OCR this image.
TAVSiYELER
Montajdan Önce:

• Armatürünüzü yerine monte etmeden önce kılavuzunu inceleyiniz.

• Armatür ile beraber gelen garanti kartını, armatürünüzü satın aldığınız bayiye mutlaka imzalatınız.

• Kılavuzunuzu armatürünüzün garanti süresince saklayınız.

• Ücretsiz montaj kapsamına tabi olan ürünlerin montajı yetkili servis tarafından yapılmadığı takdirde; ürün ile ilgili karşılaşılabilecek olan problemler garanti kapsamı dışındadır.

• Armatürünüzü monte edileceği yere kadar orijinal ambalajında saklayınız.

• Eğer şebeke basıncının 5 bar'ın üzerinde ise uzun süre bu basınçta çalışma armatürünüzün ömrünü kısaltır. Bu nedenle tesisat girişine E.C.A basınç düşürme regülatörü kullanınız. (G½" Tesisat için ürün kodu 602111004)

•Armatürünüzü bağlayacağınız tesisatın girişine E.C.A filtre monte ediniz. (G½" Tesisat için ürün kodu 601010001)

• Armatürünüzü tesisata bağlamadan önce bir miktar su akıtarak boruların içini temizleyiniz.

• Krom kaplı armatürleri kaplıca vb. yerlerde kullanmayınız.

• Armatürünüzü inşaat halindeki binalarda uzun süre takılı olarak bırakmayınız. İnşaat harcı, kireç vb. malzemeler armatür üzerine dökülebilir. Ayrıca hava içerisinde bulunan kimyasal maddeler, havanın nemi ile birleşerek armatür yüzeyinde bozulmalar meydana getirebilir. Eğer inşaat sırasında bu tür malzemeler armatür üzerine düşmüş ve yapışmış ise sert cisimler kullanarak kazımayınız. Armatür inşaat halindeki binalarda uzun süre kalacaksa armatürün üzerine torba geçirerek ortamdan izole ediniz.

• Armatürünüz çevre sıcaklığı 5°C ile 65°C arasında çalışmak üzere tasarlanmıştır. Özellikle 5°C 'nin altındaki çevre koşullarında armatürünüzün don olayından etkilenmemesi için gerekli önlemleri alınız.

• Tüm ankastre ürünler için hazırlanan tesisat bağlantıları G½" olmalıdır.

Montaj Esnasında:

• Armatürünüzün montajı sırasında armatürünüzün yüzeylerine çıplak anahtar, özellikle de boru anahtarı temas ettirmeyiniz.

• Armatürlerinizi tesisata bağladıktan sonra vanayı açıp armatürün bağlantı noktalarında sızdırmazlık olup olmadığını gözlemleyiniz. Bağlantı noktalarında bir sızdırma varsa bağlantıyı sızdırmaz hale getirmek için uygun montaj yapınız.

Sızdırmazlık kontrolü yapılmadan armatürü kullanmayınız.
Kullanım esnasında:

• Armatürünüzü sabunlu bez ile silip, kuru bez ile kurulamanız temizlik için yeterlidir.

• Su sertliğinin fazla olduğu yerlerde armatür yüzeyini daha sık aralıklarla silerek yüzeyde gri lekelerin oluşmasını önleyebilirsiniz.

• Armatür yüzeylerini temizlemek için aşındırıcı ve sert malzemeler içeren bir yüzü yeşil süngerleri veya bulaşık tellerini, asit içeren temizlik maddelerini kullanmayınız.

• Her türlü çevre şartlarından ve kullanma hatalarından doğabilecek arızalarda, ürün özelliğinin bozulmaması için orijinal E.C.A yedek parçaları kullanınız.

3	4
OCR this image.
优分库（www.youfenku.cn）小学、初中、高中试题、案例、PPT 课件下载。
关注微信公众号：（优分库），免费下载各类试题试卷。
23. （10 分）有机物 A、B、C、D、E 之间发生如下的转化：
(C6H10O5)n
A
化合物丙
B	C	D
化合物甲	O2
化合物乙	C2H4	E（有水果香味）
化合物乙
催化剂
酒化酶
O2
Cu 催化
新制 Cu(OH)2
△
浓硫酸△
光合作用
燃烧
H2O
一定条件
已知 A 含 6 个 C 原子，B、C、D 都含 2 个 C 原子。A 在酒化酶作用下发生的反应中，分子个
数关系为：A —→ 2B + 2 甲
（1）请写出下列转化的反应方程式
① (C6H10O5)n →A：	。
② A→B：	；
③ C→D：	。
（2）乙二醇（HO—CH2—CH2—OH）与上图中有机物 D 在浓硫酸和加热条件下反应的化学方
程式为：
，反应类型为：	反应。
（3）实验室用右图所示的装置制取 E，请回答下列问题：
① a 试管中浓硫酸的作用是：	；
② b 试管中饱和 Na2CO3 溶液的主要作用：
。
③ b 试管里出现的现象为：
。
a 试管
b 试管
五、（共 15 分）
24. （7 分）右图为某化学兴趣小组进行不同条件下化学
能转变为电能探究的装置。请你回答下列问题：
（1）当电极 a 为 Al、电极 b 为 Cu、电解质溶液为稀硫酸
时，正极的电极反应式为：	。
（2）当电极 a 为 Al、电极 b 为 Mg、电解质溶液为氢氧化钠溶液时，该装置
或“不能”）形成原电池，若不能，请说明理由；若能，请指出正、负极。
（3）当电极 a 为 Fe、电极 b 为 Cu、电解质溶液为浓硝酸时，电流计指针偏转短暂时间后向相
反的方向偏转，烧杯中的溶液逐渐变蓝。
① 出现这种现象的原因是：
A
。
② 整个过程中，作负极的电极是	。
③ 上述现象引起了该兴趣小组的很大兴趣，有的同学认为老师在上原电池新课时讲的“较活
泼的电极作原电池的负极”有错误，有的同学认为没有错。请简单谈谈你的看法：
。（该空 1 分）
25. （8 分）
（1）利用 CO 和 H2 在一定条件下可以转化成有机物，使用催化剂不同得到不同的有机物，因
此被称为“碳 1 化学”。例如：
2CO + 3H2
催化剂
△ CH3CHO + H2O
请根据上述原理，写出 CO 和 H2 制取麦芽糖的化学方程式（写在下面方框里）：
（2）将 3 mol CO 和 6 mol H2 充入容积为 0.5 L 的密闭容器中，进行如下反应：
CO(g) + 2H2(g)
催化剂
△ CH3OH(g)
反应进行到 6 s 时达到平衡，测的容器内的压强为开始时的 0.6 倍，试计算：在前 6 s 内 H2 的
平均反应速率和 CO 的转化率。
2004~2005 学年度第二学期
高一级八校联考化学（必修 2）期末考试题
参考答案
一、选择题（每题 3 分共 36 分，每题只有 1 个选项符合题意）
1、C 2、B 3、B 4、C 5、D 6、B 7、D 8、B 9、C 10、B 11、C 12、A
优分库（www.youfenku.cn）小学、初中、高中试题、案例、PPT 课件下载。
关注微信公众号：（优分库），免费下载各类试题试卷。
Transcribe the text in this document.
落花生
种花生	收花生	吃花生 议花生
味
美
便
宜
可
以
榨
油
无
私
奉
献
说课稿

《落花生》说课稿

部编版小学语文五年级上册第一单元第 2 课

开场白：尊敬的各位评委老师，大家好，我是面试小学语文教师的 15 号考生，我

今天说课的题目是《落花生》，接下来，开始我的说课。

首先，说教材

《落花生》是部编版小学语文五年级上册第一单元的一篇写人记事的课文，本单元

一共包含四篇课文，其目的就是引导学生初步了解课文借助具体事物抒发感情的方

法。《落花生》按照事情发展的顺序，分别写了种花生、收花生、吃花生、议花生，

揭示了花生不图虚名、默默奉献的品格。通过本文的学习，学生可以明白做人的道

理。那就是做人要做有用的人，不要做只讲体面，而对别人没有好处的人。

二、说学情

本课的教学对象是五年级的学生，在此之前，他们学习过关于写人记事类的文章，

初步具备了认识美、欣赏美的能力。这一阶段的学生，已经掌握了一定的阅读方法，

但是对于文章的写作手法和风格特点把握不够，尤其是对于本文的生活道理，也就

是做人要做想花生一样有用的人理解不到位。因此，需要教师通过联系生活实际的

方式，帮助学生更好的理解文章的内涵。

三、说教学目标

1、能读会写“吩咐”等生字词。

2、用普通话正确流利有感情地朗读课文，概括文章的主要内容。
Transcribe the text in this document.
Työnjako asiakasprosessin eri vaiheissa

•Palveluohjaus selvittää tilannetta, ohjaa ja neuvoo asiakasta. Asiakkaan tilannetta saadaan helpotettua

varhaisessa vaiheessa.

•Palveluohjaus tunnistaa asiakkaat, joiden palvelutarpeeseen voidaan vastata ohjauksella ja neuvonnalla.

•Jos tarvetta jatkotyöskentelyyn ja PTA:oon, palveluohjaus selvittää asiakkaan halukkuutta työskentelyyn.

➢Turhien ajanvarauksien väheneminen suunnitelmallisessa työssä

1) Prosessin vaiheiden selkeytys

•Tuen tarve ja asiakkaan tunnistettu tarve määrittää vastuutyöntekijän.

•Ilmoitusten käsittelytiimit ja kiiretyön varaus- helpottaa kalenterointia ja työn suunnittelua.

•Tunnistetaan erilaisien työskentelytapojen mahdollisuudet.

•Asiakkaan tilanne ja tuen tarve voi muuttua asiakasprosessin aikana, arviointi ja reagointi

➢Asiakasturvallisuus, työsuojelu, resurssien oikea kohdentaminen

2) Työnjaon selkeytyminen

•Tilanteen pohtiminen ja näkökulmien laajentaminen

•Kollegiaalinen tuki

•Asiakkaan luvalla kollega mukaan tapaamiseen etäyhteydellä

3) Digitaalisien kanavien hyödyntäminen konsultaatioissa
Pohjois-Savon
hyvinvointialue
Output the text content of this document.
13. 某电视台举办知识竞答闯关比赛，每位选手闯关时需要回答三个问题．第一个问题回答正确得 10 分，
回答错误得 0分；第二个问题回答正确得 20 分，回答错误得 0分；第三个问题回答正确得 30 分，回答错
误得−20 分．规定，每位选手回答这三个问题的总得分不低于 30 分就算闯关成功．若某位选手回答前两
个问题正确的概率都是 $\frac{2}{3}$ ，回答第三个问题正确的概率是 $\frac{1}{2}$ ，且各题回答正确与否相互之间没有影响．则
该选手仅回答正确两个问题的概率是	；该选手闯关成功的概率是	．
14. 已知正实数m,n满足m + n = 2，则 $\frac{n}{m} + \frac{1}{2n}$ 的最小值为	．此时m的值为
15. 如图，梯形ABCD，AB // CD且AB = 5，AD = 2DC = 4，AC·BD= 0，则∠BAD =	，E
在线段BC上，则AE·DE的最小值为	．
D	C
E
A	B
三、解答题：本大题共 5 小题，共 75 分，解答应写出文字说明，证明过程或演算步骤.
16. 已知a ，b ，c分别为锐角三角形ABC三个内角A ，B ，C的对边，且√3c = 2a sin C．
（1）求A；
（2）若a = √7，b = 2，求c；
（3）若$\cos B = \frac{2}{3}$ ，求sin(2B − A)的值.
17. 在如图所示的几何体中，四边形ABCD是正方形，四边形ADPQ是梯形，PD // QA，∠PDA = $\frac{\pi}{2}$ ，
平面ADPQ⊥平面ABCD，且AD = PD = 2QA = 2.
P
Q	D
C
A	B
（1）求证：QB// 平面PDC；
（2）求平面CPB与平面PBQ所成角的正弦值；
_____
• Aim:
Look above for every line with the word "sırasında" and copy it.

• Correct answer:
• Armatürünüzü inşaat halindeki binalarda uzun süre takılı olarak bırakmayınız. İnşaat harcı, kireç vb. malzemeler armatür üzerine dökülebilir. Ayrıca hava içerisinde bulunan kimyasal maddeler, havanın nemi ile birleşerek armatür yüzeyinde bozulmalar meydana getirebilir. Eğer inşaat sırasında bu tür malzemeler armatür üzerine düşmüş ve yapışmış ise sert cisimler kullanarak kazımayınız. Armatür inşaat halindeki binalarda uzun süre kalacaksa armatürün üzerine torba geçirerek ortamdan izole ediniz.
• Armatürünüzün montajı sırasında armatürünüzün yüzeylerine çıplak anahtar, özellikle de boru anahtarı temas ettirmeyiniz.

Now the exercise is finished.